• Instructions for the task
Restate the entries word for word, omitting nothing.

____ Extracted entries

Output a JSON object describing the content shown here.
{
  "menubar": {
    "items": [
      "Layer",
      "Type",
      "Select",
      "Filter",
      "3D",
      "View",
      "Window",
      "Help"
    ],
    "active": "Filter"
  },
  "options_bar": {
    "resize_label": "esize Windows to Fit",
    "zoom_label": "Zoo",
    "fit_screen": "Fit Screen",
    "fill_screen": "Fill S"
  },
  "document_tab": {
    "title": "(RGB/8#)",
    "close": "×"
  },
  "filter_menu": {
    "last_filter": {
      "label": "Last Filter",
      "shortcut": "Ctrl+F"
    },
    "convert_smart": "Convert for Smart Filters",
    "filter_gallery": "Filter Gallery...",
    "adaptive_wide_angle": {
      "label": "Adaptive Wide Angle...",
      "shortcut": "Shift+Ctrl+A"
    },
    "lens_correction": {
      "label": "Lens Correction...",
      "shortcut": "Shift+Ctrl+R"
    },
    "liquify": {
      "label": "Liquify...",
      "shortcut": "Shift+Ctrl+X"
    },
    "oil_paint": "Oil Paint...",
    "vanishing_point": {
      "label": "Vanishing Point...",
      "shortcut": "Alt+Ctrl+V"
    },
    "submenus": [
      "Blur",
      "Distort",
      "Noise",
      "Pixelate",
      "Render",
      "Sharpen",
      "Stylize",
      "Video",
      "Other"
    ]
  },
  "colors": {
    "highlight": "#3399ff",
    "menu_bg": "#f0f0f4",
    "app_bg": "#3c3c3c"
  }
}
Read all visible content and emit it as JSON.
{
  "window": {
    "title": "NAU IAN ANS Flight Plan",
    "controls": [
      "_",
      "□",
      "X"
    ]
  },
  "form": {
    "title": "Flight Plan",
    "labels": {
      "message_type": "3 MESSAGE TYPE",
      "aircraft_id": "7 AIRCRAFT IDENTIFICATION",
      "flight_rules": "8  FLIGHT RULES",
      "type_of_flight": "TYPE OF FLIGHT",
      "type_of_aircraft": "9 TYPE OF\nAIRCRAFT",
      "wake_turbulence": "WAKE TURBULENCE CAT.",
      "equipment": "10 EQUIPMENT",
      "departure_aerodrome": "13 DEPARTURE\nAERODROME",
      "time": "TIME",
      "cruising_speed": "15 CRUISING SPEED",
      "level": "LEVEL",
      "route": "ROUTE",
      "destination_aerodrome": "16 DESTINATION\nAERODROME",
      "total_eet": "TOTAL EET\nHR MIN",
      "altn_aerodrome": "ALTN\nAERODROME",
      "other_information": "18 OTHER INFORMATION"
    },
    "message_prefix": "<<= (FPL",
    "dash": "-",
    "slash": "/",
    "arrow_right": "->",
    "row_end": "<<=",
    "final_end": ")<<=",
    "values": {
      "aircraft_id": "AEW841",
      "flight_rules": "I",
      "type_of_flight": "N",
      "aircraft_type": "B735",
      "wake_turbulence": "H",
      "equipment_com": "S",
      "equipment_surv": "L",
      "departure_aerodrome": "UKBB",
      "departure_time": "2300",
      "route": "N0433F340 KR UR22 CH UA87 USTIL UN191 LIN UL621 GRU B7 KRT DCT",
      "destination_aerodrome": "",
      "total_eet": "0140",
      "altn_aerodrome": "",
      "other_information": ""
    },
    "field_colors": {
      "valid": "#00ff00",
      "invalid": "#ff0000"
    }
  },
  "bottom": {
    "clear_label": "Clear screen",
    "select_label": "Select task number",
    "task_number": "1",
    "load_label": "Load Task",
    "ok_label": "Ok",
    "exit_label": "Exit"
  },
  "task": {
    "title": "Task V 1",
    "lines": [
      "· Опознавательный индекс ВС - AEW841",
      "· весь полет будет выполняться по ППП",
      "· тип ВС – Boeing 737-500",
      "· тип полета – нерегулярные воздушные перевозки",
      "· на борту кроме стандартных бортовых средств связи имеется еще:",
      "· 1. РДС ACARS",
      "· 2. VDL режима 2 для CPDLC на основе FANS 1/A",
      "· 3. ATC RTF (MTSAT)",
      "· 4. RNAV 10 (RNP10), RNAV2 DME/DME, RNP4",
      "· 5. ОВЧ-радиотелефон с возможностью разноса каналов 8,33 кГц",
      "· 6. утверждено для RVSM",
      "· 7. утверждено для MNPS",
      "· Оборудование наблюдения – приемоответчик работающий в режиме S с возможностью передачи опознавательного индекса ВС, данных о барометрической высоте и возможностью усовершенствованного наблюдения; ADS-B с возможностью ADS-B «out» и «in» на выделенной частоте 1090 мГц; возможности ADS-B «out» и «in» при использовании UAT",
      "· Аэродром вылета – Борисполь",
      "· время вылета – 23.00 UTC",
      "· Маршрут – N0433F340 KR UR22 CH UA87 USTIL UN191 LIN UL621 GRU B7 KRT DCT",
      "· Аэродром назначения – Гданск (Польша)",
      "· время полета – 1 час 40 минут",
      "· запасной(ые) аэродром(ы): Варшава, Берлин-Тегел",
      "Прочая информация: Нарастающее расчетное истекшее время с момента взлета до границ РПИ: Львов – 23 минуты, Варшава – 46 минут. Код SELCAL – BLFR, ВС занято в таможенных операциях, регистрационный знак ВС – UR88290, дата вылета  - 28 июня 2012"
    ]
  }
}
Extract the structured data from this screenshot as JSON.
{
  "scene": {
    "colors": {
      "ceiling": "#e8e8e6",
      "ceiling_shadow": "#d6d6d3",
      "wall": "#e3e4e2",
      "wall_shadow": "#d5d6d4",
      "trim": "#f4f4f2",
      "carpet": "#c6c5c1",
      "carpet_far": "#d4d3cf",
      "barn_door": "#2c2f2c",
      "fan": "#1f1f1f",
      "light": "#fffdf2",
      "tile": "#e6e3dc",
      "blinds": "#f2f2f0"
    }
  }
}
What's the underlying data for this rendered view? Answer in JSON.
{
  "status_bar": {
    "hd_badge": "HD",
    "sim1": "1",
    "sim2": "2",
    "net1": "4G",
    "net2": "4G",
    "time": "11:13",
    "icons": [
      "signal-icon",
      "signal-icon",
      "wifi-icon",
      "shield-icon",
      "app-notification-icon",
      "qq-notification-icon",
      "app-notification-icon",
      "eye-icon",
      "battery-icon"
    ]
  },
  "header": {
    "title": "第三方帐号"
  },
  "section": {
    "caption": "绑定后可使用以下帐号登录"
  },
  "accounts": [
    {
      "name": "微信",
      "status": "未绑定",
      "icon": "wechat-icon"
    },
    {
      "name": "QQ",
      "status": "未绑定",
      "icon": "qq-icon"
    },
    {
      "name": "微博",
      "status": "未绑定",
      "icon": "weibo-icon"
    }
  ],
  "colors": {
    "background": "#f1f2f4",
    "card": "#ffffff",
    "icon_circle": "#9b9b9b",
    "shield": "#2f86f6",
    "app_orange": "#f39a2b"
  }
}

________

• Result
Output a JSON object describing the content shown here.
{
  "menubar": {
    "items": [
      "Layer",
      "Type",
      "Select",
      "Filter",
      "3D",
      "View",
      "Window",
      "Help"
    ],
    "active": "Filter"
  },
  "options_bar": {
    "resize_label": "esize Windows to Fit",
    "zoom_label": "Zoo",
    "fit_screen": "Fit Screen",
    "fill_screen": "Fill S"
  },
  "document_tab": {
    "title": "(RGB/8#)",
    "close": "×"
  },
  "filter_menu": {
    "last_filter": {
      "label": "Last Filter",
      "shortcut": "Ctrl+F"
    },
    "convert_smart": "Convert for Smart Filters",
    "filter_gallery": "Filter Gallery...",
    "adaptive_wide_angle": {
      "label": "Adaptive Wide Angle...",
      "shortcut": "Shift+Ctrl+A"
    },
    "lens_correction": {
      "label": "Lens Correction...",
      "shortcut": "Shift+Ctrl+R"
    },
    "liquify": {
      "label": "Liquify...",
      "shortcut": "Shift+Ctrl+X"
    },
    "oil_paint": "Oil Paint...",
    "vanishing_point": {
      "label": "Vanishing Point...",
      "shortcut": "Alt+Ctrl+V"
    },
    "submenus": [
      "Blur",
      "Distort",
      "Noise",
      "Pixelate",
      "Render",
      "Sharpen",
      "Stylize",
      "Video",
      "Other"
    ]
  },
  "colors": {
    "highlight": "#3399ff",
    "menu_bg": "#f0f0f4",
    "app_bg": "#3c3c3c"
  }
}
Read all visible content and emit it as JSON.
{
  "window": {
    "title": "NAU IAN ANS Flight Plan",
    "controls": [
      "_",
      "□",
      "X"
    ]
  },
  "form": {
    "title": "Flight Plan",
    "labels": {
      "message_type": "3 MESSAGE TYPE",
      "aircraft_id": "7 AIRCRAFT IDENTIFICATION",
      "flight_rules": "8  FLIGHT RULES",
      "type_of_flight": "TYPE OF FLIGHT",
      "type_of_aircraft": "9 TYPE OF\nAIRCRAFT",
      "wake_turbulence": "WAKE TURBULENCE CAT.",
      "equipment": "10 EQUIPMENT",
      "departure_aerodrome": "13 DEPARTURE\nAERODROME",
      "time": "TIME",
      "cruising_speed": "15 CRUISING SPEED",
      "level": "LEVEL",
      "route": "ROUTE",
      "destination_aerodrome": "16 DESTINATION\nAERODROME",
      "total_eet": "TOTAL EET\nHR MIN",
      "altn_aerodrome": "ALTN\nAERODROME",
      "other_information": "18 OTHER INFORMATION"
    },
    "message_prefix": "<<= (FPL",
    "dash": "-",
    "slash": "/",
    "arrow_right": "->",
    "row_end": "<<=",
    "final_end": ")<<=",
    "values": {
      "aircraft_id": "AEW841",
      "flight_rules": "I",
      "type_of_flight": "N",
      "aircraft_type": "B735",
      "wake_turbulence": "H",
      "equipment_com": "S",
      "equipment_surv": "L",
      "departure_aerodrome": "UKBB",
      "departure_time": "2300",
      "route": "N0433F340 KR UR22 CH UA87 USTIL UN191 LIN UL621 GRU B7 KRT DCT",
      "destination_aerodrome": "",
      "total_eet": "0140",
      "altn_aerodrome": "",
      "other_information": ""
    },
    "field_colors": {
      "valid": "#00ff00",
      "invalid": "#ff0000"
    }
  },
  "bottom": {
    "clear_label": "Clear screen",
    "select_label": "Select task number",
    "task_number": "1",
    "load_label": "Load Task",
    "ok_label": "Ok",
    "exit_label": "Exit"
  },
  "task": {
    "title": "Task V 1",
    "lines": [
      "· Опознавательный индекс ВС - AEW841",
      "· весь полет будет выполняться по ППП",
      "· тип ВС – Boeing 737-500",
      "· тип полета – нерегулярные воздушные перевозки",
      "· на борту кроме стандартных бортовых средств связи имеется еще:",
      "· 1. РДС ACARS",
      "· 2. VDL режима 2 для CPDLC на основе FANS 1/A",
      "· 3. ATC RTF (MTSAT)",
      "· 4. RNAV 10 (RNP10), RNAV2 DME/DME, RNP4",
      "· 5. ОВЧ-радиотелефон с возможностью разноса каналов 8,33 кГц",
      "· 6. утверждено для RVSM",
      "· 7. утверждено для MNPS",
      "· Оборудование наблюдения – приемоответчик работающий в режиме S с возможностью передачи опознавательного индекса ВС, данных о барометрической высоте и возможностью усовершенствованного наблюдения; ADS-B с возможностью ADS-B «out» и «in» на выделенной частоте 1090 мГц; возможности ADS-B «out» и «in» при использовании UAT",
      "· Аэродром вылета – Борисполь",
      "· время вылета – 23.00 UTC",
      "· Маршрут – N0433F340 KR UR22 CH UA87 USTIL UN191 LIN UL621 GRU B7 KRT DCT",
      "· Аэродром назначения – Гданск (Польша)",
      "· время полета – 1 час 40 минут",
      "· запасной(ые) аэродром(ы): Варшава, Берлин-Тегел",
      "Прочая информация: Нарастающее расчетное истекшее время с момента взлета до границ РПИ: Львов – 23 минуты, Варшава – 46 минут. Код SELCAL – BLFR, ВС занято в таможенных операциях, регистрационный знак ВС – UR88290, дата вылета  - 28 июня 2012"
    ]
  }
}
Extract the structured data from this screenshot as JSON.
{
  "scene": {
    "colors": {
      "ceiling": "#e8e8e6",
      "ceiling_shadow": "#d6d6d3",
      "wall": "#e3e4e2",
      "wall_shadow": "#d5d6d4",
      "trim": "#f4f4f2",
      "carpet": "#c6c5c1",
      "carpet_far": "#d4d3cf",
      "barn_door": "#2c2f2c",
      "fan": "#1f1f1f",
      "light": "#fffdf2",
      "tile": "#e6e3dc",
      "blinds": "#f2f2f0"
    }
  }
}
What's the underlying data for this rendered view? Answer in JSON.
{
  "status_bar": {
    "hd_badge": "HD",
    "sim1": "1",
    "sim2": "2",
    "net1": "4G",
    "net2": "4G",
    "time": "11:13",
    "icons": [
      "signal-icon",
      "signal-icon",
      "wifi-icon",
      "shield-icon",
      "app-notification-icon",
      "qq-notification-icon",
      "app-notification-icon",
      "eye-icon",
      "battery-icon"
    ]
  },
  "header": {
    "title": "第三方帐号"
  },
  "section": {
    "caption": "绑定后可使用以下帐号登录"
  },
  "accounts": [
    {
      "name": "微信",
      "status": "未绑定",
      "icon": "wechat-icon"
    },
    {
      "name": "QQ",
      "status": "未绑定",
      "icon": "qq-icon"
    },
    {
      "name": "微博",
      "status": "未绑定",
      "icon": "weibo-icon"
    }
  ],
  "colors": {
    "background": "#f1f2f4",
    "card": "#ffffff",
    "icon_circle": "#9b9b9b",
    "shield": "#2f86f6",
    "app_orange": "#f39a2b"
  }
}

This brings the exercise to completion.